» **Job**:
Below are the entries; state how many of their lines contain the string "расположением", and nothing more.

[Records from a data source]
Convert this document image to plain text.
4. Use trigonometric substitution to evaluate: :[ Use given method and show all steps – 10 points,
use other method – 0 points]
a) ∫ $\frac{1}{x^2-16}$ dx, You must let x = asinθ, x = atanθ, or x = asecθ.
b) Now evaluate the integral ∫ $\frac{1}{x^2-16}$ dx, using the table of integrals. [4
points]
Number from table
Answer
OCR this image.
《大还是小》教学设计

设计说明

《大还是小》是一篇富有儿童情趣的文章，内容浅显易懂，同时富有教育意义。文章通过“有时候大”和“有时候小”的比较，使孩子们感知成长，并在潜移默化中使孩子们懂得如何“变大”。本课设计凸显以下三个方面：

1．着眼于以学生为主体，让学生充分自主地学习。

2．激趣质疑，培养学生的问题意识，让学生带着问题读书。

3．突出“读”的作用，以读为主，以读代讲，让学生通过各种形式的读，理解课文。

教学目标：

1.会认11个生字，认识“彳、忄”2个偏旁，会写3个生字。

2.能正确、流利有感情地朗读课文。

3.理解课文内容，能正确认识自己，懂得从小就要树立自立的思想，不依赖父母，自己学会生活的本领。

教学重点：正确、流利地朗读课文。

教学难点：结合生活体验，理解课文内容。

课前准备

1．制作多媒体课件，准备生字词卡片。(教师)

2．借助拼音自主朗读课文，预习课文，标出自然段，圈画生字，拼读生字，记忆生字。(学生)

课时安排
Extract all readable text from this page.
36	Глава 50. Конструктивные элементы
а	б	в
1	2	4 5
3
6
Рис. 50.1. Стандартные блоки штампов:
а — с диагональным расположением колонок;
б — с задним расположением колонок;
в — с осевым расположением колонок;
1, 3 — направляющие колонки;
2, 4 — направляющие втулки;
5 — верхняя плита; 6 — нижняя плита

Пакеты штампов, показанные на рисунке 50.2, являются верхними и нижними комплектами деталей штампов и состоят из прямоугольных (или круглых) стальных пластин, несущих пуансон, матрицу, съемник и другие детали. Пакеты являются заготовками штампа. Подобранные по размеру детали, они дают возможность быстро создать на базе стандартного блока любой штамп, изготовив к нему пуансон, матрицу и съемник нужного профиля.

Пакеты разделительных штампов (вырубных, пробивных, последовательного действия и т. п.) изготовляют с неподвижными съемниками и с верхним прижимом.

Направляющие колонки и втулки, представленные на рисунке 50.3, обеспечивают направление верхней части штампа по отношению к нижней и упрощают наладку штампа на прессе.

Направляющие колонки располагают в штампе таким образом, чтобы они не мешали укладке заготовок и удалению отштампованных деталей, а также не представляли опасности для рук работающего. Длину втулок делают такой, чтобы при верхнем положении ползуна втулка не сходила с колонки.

» **Task answer**:
3